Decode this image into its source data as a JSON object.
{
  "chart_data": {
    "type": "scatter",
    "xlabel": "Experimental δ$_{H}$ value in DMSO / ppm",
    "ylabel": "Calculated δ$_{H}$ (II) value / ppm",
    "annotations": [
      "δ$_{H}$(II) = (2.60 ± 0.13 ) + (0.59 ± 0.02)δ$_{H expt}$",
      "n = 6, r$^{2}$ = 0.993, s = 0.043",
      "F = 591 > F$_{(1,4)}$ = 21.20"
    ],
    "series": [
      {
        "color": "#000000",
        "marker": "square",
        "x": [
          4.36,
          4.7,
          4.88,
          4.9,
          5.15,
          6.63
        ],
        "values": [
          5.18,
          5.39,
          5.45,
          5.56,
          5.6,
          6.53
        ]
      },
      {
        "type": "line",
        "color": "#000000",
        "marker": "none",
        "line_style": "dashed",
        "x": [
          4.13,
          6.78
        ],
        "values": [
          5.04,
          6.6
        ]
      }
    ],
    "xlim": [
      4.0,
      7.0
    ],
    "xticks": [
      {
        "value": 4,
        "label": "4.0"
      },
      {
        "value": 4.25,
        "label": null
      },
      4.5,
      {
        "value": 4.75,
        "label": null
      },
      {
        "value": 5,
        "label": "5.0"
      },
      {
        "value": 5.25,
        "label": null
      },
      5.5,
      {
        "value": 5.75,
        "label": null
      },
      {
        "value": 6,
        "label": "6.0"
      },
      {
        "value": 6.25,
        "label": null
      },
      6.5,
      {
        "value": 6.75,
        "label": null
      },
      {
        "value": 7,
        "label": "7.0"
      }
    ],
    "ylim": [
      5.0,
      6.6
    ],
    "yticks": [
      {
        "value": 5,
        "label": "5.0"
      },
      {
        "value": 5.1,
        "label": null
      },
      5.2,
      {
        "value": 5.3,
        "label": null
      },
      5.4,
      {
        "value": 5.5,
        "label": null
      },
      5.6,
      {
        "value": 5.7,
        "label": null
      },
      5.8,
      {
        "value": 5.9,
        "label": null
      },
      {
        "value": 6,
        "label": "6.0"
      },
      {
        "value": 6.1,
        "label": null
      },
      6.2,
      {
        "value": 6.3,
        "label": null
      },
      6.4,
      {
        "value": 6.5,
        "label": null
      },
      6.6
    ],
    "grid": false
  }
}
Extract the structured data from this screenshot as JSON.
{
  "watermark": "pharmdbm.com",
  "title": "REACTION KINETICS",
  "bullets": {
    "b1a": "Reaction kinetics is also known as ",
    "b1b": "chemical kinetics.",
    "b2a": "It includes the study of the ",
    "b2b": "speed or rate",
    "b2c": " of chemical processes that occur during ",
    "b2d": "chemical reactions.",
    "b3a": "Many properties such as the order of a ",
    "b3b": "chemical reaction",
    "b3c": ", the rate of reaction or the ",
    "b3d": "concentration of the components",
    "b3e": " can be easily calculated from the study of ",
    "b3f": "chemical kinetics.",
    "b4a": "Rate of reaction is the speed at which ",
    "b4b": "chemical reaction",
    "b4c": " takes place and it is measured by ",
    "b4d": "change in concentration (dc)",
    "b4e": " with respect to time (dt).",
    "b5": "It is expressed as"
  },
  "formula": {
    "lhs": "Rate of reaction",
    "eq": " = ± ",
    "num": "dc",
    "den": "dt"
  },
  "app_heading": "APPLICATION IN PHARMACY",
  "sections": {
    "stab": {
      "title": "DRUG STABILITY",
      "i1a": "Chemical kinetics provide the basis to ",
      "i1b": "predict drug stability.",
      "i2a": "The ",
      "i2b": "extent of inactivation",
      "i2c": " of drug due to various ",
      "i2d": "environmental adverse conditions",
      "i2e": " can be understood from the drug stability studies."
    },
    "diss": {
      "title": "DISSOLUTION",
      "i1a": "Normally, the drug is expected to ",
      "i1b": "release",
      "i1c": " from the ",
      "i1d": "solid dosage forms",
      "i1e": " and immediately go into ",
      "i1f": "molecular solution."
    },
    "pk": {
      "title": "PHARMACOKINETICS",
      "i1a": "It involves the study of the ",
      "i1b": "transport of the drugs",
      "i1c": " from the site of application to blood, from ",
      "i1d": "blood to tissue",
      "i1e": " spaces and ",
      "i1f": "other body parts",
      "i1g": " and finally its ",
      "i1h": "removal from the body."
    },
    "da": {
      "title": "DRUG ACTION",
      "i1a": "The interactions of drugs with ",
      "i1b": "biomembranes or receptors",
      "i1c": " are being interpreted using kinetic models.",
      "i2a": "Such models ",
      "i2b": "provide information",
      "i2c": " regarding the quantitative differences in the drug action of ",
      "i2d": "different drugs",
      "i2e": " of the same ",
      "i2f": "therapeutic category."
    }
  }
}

YOUR TASK =
Go through the preceding material and copy each line that has the word "provide".

CORRECT RESPONSE =
      "i1a": "Chemical kinetics provide the basis to ",
      "i2b": "provide information",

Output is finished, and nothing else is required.